- _RECORDS FOR THE TASK_:
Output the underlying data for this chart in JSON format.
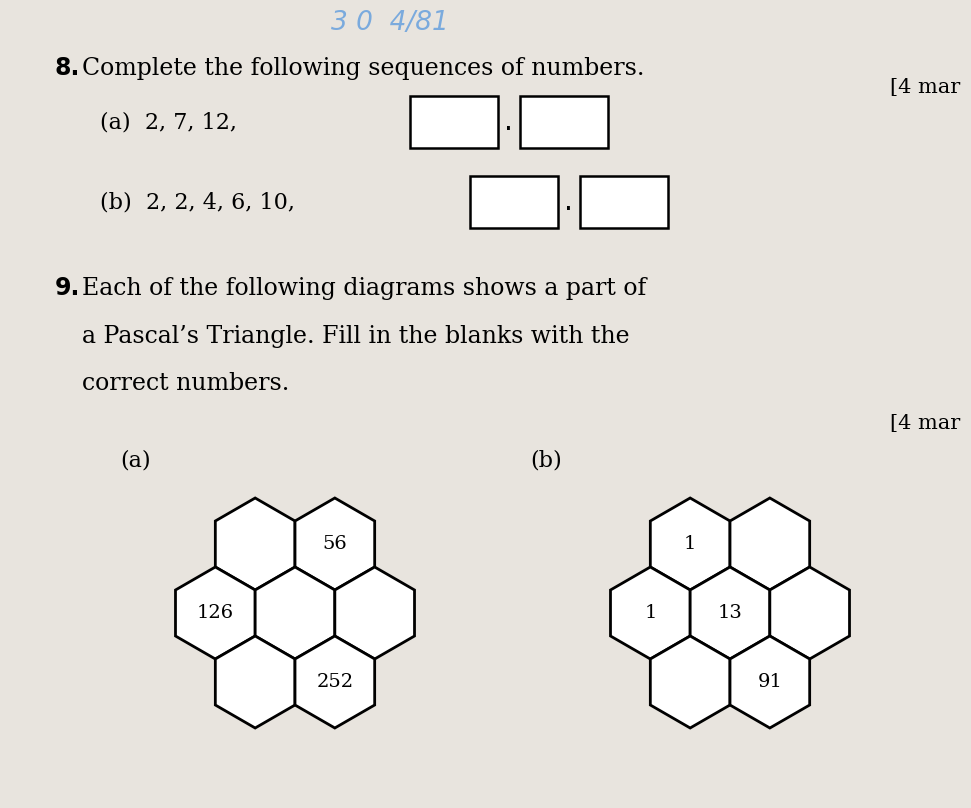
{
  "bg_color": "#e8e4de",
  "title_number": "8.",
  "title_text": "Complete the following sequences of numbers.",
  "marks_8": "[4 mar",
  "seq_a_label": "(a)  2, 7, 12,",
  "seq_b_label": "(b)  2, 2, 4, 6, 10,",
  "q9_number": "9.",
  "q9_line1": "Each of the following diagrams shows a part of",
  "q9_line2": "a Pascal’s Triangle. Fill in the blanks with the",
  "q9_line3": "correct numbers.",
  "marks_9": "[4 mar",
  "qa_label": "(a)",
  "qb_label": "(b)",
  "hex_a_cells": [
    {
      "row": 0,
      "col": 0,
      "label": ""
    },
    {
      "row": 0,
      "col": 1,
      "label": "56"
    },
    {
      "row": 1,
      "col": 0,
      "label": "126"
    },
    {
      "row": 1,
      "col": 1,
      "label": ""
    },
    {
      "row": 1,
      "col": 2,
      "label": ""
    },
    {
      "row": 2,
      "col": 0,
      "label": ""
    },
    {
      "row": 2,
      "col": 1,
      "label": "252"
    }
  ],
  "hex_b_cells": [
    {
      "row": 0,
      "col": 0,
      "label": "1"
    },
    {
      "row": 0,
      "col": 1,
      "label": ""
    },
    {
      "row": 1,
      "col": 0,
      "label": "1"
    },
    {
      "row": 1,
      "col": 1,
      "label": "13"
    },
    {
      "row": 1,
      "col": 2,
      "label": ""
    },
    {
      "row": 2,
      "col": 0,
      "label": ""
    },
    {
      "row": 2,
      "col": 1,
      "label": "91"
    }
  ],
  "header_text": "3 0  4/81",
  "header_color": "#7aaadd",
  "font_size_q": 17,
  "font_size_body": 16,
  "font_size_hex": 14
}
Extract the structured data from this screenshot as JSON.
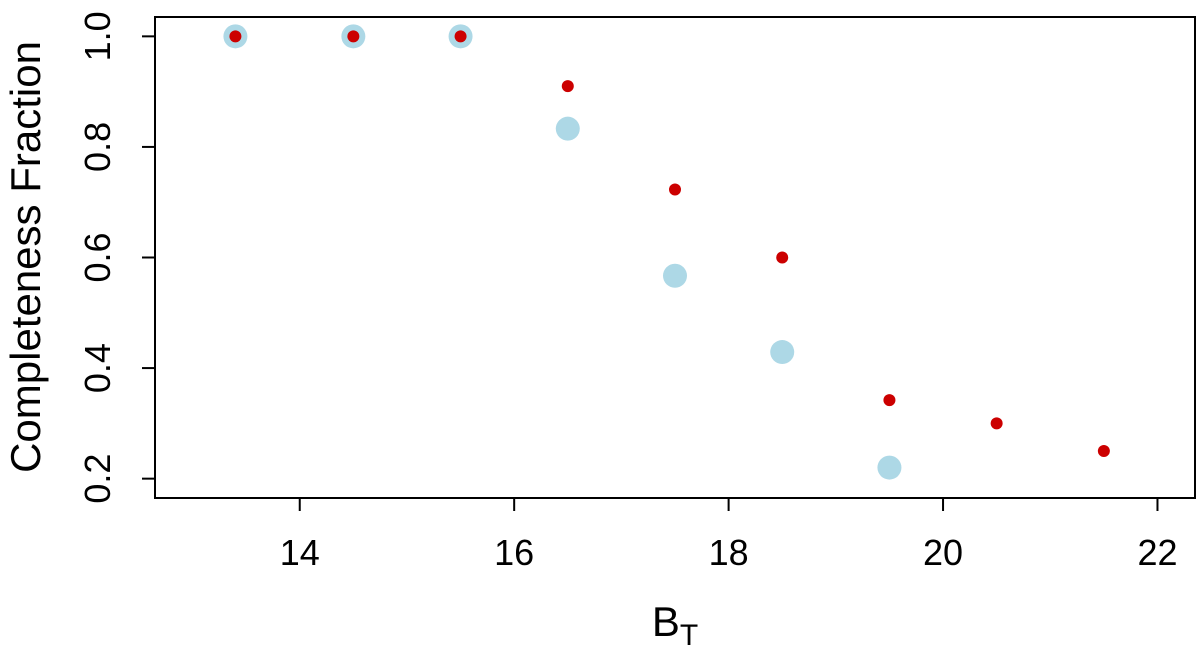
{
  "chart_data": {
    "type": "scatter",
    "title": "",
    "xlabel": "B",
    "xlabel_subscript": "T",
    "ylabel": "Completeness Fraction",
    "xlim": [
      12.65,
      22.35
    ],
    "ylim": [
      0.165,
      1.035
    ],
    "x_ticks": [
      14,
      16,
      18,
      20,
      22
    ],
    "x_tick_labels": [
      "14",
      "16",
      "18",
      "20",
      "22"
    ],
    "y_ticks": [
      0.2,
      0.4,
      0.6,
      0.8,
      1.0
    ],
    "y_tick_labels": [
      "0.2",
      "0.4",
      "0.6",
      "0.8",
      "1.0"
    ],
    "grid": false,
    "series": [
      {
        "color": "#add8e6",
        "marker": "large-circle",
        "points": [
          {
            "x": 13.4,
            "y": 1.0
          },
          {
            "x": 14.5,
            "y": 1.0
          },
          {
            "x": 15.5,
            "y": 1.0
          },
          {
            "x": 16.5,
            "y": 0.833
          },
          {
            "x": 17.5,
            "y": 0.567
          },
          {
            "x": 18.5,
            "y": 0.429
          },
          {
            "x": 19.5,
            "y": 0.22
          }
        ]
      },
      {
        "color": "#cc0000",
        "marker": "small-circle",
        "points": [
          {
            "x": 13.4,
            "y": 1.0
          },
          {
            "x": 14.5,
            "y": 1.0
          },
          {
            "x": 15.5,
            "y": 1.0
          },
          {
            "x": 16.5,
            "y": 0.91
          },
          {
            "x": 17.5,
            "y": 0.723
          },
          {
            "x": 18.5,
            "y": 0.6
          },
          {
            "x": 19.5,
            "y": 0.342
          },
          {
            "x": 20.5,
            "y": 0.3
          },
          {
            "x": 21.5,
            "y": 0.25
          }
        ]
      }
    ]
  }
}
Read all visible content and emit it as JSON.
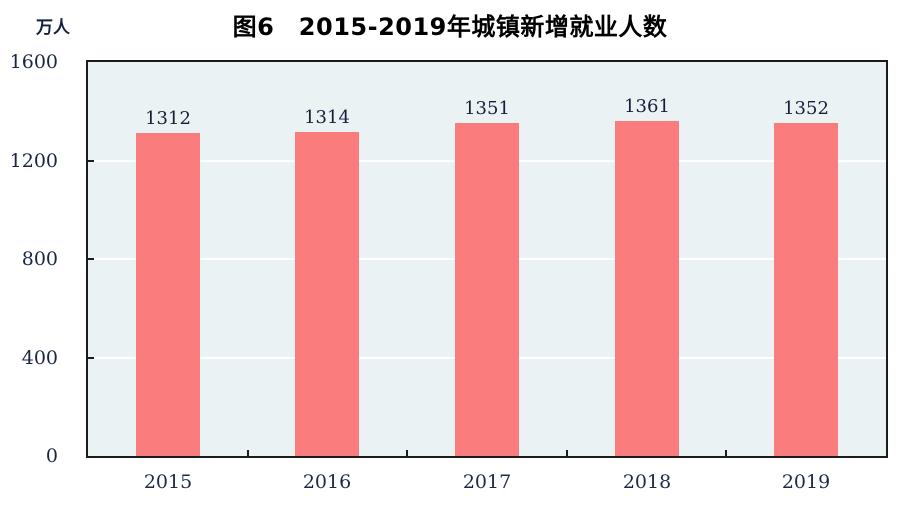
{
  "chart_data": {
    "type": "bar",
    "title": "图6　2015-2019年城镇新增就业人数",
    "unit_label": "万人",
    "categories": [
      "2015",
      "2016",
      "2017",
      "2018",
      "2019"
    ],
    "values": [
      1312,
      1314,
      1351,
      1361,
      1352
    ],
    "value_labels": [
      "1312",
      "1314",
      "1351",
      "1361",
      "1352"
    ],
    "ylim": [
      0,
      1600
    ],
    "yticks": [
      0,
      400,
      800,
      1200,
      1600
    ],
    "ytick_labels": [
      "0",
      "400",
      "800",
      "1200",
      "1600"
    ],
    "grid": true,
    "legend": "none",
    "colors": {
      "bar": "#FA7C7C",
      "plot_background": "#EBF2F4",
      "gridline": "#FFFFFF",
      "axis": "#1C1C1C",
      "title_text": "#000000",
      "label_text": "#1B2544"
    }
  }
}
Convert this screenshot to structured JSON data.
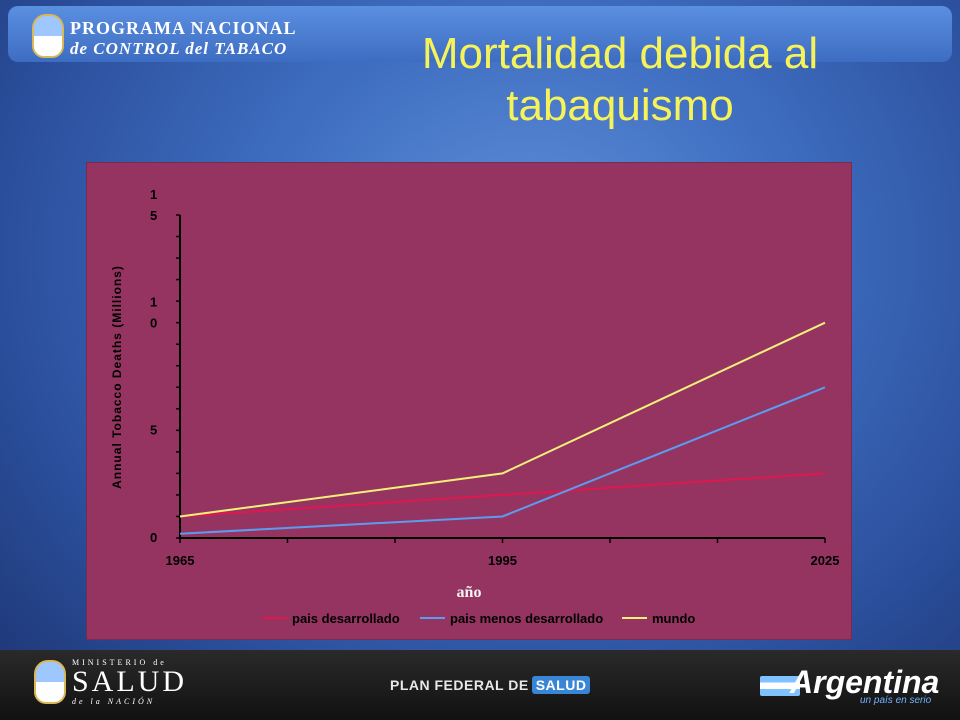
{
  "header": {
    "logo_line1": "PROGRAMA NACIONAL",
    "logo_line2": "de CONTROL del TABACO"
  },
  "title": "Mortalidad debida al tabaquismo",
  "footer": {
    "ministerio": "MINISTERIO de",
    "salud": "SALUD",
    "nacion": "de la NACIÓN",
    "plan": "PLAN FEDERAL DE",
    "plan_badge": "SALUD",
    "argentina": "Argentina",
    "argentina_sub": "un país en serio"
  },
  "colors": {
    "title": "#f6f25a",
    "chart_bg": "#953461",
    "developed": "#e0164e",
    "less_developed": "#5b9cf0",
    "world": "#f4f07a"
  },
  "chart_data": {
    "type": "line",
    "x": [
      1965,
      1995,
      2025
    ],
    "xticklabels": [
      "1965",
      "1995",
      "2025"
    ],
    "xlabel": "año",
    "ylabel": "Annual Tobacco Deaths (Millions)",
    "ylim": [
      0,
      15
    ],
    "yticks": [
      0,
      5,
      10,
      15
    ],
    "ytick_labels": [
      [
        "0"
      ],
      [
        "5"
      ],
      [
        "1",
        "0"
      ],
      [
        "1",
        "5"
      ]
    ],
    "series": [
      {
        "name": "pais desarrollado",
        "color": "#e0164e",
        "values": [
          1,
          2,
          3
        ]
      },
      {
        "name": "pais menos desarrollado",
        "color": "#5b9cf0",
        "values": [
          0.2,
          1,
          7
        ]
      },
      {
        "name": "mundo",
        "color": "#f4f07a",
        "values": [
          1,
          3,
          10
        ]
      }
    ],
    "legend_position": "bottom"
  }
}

- _PROBLEM STATEMENT_: Gather each line in the data that holds the string "circle".

- _FINAL RESULT_:
        "marker": "large-circle",
        "marker": "small-circle",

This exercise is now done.